DIRECTIONS :: Determine how many lines include the string "content". Output that number only.
## start INPUT DATA
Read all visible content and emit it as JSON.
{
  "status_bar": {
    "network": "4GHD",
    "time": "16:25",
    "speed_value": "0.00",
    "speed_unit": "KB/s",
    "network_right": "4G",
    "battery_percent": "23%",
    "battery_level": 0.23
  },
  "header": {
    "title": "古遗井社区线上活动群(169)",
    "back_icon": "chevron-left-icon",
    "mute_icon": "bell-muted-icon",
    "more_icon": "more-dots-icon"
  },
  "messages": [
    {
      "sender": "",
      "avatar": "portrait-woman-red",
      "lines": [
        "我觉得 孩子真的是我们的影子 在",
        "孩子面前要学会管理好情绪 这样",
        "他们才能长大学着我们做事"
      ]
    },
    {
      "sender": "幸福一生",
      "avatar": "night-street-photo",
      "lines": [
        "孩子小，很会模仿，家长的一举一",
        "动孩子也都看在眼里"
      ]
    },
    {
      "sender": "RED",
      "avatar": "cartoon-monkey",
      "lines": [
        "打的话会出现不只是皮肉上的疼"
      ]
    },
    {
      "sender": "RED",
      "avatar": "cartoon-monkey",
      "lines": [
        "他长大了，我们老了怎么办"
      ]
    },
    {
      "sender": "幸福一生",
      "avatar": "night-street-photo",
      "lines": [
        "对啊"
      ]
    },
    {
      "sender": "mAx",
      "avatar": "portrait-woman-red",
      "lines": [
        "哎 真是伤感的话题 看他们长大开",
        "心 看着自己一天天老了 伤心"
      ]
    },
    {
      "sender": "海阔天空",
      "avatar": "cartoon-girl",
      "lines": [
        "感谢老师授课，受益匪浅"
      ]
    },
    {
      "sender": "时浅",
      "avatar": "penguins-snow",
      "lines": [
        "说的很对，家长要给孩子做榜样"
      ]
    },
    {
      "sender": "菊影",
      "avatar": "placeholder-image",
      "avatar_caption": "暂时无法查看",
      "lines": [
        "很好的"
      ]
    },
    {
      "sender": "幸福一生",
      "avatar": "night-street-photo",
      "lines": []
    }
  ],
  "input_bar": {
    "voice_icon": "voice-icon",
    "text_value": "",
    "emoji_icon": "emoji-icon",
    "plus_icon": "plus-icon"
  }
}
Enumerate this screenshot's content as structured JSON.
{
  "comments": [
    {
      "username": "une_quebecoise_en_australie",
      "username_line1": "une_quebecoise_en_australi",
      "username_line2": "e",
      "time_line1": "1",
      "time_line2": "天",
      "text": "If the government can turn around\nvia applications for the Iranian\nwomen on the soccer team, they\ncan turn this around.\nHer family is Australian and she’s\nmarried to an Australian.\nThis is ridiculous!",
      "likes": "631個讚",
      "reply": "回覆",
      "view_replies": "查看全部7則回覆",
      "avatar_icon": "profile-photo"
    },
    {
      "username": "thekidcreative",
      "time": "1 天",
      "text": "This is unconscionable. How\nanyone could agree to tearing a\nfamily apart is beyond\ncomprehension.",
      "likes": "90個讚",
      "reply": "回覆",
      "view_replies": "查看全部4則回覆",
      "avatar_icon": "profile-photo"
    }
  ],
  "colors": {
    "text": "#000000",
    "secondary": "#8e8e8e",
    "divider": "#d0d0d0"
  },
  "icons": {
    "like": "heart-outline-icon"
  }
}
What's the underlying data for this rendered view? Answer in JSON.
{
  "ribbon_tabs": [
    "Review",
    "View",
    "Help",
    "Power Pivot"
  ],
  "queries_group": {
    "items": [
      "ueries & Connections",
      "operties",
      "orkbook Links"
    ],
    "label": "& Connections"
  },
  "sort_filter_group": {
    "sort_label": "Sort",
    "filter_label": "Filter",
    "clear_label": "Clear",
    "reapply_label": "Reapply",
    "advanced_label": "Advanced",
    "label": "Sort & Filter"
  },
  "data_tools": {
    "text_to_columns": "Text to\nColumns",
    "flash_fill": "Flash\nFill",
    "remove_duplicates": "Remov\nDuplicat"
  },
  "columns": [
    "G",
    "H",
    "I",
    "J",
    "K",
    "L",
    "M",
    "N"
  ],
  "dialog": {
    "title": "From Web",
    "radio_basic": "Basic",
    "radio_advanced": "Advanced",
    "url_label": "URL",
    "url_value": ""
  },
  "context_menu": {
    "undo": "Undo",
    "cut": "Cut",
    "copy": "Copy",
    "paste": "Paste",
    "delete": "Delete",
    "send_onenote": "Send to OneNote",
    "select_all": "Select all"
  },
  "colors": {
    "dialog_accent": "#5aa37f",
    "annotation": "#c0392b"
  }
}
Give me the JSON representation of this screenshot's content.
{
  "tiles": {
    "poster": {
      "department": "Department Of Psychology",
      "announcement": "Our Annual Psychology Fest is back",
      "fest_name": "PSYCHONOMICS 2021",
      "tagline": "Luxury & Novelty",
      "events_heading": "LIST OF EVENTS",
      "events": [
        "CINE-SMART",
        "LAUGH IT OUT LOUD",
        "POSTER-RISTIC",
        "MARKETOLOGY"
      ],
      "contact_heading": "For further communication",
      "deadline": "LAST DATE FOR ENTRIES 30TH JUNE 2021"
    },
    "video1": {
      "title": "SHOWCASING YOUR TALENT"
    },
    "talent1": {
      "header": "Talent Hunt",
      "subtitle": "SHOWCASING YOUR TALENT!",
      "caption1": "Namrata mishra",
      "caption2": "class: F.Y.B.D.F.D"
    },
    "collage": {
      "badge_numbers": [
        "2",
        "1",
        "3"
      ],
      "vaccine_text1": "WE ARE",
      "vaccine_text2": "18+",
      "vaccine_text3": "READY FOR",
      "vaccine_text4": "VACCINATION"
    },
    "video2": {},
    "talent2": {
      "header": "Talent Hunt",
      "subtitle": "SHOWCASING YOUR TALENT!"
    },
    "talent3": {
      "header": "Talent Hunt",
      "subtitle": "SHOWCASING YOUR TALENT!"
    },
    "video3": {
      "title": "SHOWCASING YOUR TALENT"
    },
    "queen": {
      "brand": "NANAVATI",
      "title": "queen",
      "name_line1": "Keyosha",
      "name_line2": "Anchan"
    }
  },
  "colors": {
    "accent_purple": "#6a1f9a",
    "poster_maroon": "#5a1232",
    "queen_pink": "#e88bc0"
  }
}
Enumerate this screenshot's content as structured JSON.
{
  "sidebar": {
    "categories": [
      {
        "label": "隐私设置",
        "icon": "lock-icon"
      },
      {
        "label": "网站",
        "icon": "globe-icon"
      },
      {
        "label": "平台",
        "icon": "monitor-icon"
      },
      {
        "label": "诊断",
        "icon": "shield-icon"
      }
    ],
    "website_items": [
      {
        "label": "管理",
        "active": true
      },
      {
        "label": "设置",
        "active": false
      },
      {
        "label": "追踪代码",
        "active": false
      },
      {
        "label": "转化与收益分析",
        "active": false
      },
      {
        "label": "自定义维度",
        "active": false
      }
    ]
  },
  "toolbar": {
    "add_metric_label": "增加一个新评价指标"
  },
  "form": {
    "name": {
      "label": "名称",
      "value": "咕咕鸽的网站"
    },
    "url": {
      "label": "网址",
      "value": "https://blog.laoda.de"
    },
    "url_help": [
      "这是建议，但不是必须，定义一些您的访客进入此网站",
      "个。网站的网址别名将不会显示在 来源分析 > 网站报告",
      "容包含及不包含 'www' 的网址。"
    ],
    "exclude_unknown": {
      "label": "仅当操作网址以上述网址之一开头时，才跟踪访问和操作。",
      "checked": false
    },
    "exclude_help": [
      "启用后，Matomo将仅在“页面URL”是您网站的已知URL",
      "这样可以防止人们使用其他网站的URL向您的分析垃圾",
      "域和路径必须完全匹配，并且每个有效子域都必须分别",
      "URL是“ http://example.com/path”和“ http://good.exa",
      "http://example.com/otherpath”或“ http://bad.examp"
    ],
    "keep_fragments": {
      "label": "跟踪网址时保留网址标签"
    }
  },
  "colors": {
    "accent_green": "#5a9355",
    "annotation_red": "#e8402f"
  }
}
## end INPUT DATA
SOLUTION :: 4